┌─ Data excerpts

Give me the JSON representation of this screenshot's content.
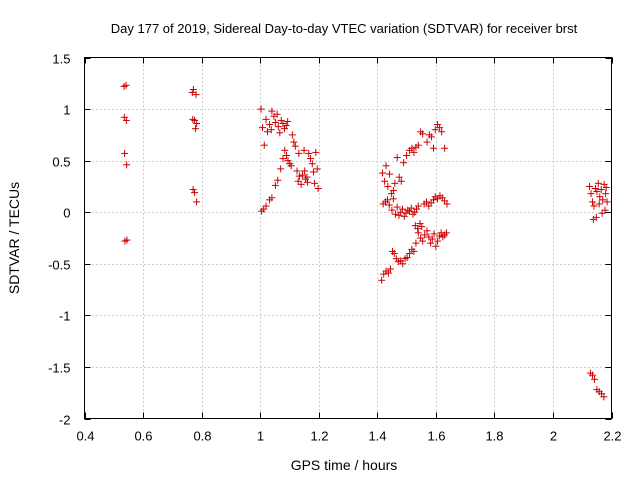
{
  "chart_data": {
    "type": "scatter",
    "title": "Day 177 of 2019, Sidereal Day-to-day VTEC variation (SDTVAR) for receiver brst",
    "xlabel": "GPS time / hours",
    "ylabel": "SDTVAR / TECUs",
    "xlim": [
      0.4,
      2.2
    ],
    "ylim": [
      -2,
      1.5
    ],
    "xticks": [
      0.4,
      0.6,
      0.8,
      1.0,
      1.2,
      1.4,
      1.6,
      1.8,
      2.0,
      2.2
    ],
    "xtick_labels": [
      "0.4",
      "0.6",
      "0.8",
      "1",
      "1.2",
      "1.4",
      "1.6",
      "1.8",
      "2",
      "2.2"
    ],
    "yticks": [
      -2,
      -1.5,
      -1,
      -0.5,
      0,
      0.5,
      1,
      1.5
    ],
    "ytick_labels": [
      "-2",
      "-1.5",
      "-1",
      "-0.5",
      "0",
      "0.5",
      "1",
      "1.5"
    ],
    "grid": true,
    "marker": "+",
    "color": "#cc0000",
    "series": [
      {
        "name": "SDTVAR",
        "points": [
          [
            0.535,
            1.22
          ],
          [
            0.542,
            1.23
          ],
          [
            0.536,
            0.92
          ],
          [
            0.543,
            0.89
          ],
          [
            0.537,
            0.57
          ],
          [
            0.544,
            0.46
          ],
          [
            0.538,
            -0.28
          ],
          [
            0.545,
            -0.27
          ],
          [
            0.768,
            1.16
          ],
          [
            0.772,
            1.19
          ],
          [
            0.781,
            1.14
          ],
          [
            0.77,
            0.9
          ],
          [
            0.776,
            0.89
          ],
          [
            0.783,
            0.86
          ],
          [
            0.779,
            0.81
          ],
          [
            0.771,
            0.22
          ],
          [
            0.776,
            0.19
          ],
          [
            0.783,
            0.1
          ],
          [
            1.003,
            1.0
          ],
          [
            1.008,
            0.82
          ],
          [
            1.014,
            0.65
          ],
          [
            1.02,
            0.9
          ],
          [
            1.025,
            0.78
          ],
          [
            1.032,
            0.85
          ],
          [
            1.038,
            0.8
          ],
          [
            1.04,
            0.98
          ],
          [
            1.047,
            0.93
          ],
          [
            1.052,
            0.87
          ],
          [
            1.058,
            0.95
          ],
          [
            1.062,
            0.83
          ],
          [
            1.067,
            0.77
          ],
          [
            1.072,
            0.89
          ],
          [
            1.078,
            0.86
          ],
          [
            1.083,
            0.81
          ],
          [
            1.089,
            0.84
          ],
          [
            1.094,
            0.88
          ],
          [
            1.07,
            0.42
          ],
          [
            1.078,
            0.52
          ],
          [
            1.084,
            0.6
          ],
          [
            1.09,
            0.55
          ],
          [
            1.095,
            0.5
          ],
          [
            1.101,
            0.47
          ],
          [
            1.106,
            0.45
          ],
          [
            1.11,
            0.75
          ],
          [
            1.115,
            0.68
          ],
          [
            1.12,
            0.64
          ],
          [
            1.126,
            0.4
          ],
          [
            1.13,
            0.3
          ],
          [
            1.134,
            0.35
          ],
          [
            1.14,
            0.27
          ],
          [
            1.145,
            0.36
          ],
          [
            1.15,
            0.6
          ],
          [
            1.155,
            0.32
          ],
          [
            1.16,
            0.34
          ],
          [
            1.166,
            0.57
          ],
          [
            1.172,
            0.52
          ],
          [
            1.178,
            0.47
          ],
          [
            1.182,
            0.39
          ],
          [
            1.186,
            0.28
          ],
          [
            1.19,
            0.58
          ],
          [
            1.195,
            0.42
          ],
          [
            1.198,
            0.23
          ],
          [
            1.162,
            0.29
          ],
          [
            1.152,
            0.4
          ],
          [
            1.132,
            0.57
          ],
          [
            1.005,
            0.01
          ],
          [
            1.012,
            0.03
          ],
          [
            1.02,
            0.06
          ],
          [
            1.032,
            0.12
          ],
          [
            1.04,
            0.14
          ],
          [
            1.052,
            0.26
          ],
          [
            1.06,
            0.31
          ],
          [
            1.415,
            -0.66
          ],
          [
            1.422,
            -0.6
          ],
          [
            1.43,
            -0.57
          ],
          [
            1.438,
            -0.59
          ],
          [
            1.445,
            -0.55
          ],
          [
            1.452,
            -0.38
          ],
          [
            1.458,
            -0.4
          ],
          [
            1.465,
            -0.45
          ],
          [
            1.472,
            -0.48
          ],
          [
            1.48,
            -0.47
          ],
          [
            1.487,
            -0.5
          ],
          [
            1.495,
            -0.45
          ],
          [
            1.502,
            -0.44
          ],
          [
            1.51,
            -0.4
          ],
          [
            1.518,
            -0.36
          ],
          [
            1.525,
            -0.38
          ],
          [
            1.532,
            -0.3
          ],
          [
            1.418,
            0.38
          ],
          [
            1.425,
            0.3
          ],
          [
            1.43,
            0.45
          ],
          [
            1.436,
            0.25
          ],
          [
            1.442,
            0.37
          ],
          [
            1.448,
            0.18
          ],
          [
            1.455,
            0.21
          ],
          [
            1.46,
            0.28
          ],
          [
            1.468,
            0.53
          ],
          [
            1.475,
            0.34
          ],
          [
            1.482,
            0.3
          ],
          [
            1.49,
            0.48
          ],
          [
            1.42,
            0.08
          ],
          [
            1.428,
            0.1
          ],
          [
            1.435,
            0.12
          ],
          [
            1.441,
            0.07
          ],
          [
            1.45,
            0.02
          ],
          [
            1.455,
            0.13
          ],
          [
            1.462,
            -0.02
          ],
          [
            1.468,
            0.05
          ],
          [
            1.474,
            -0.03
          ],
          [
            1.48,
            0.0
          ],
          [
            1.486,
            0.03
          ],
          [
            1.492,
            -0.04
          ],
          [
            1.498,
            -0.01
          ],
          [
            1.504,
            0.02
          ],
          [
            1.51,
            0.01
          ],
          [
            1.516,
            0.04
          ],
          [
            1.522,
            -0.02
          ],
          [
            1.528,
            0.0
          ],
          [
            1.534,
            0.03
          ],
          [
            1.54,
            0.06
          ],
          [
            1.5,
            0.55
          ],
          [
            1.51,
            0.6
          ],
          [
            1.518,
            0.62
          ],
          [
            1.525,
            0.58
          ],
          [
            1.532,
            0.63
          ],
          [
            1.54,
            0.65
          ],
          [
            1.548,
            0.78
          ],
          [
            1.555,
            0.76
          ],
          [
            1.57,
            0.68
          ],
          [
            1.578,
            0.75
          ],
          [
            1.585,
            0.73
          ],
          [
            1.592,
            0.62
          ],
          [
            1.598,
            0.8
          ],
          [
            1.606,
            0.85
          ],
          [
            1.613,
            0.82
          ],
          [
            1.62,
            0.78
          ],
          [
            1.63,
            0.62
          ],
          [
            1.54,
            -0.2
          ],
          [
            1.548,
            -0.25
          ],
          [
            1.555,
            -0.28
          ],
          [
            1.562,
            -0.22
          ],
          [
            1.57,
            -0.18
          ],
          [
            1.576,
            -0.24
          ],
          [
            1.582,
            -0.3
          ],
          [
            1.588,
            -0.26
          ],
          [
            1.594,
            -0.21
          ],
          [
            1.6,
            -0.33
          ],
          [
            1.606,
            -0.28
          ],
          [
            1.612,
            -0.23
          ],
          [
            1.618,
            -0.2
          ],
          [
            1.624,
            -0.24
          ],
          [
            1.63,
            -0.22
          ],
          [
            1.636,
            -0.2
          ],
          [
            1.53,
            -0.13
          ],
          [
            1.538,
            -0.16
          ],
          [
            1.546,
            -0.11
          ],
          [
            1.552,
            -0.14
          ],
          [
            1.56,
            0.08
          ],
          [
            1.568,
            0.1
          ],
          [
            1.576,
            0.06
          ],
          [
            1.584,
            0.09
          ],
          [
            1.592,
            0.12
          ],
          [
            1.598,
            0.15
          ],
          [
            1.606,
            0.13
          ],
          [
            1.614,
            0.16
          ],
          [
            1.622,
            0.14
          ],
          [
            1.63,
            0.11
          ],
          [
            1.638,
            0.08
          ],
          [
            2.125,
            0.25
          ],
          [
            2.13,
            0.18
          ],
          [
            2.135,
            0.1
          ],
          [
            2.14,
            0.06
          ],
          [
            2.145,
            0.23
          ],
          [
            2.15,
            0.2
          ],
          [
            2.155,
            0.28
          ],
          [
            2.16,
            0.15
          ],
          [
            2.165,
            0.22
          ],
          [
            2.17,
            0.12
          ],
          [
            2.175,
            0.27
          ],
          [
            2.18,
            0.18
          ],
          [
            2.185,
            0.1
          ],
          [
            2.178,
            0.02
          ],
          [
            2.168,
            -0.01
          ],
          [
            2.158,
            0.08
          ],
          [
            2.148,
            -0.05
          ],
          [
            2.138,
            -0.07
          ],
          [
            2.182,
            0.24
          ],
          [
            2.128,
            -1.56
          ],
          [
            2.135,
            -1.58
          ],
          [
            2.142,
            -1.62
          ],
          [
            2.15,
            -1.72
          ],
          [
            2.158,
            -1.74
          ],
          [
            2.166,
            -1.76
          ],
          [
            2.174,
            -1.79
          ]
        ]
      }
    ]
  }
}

└─
┌─ Data excerpts

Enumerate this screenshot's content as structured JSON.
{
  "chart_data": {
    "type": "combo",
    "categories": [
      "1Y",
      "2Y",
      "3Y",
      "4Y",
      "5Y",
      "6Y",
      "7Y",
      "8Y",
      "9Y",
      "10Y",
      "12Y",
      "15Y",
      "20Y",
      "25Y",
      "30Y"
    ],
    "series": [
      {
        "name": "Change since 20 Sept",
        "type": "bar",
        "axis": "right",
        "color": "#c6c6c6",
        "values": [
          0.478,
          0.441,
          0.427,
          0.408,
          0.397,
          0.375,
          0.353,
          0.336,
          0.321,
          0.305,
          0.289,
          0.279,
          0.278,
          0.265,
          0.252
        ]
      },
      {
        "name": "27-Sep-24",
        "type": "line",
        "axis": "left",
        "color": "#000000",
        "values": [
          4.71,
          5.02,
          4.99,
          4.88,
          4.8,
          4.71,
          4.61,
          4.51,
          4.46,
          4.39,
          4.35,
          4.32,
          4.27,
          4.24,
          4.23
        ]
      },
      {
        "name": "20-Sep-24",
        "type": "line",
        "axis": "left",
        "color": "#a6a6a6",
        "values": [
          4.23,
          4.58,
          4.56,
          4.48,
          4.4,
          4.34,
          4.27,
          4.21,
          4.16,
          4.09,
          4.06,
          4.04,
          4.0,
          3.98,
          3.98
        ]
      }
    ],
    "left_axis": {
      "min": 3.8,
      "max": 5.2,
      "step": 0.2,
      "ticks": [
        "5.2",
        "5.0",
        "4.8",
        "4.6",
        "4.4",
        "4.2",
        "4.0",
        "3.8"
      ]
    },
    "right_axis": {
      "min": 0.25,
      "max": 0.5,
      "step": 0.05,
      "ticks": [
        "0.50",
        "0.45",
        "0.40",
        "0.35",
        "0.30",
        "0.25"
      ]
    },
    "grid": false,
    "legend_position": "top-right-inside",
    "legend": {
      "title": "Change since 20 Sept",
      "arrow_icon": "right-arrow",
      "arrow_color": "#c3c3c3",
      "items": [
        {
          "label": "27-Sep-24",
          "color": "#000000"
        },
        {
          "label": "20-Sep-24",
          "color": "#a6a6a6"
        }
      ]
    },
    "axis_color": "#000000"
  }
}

└─
┌─ Data excerpts

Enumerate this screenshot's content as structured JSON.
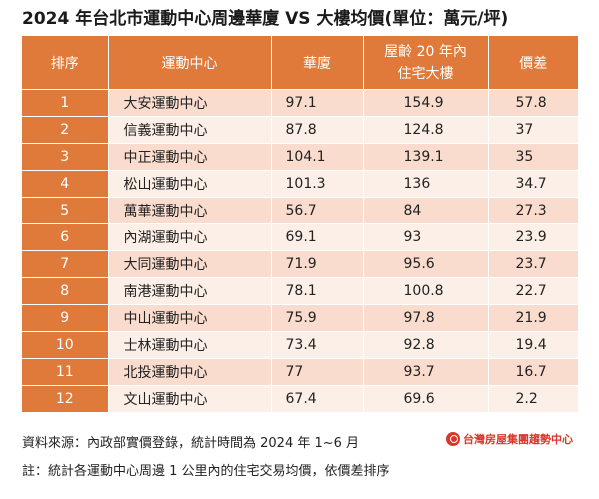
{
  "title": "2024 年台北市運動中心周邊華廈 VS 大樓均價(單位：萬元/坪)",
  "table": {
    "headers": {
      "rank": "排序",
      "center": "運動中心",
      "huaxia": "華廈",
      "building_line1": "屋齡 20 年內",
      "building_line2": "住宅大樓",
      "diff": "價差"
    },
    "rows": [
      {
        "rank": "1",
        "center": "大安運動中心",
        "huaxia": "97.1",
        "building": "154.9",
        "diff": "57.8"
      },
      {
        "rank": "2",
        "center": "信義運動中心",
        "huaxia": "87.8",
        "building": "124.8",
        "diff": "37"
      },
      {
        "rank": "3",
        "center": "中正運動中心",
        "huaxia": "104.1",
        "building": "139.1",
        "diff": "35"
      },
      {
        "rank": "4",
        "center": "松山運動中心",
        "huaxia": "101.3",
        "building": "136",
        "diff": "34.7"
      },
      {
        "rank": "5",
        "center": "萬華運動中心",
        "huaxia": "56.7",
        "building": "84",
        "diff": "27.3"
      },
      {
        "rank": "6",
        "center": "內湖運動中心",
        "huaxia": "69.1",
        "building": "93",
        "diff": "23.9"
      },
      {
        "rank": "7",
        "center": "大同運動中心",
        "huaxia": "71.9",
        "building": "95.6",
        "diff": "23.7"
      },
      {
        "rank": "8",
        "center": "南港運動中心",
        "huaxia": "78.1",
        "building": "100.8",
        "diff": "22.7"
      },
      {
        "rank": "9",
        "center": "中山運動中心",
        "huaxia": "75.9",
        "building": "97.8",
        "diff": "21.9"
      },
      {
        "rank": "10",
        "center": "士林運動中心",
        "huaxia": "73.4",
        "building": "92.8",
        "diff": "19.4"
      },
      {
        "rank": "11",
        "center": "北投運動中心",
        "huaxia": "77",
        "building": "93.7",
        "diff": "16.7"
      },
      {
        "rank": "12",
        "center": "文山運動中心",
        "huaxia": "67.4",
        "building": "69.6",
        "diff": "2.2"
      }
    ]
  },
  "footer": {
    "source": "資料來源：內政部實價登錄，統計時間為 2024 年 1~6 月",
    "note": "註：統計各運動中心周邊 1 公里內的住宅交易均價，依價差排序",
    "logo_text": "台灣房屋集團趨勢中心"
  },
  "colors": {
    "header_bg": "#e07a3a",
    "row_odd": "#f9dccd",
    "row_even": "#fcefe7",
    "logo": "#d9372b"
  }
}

└─

*Problem description*
Using the material above, work out how many lines contain the string "Change". Give that number alone.

*Complete answer*
2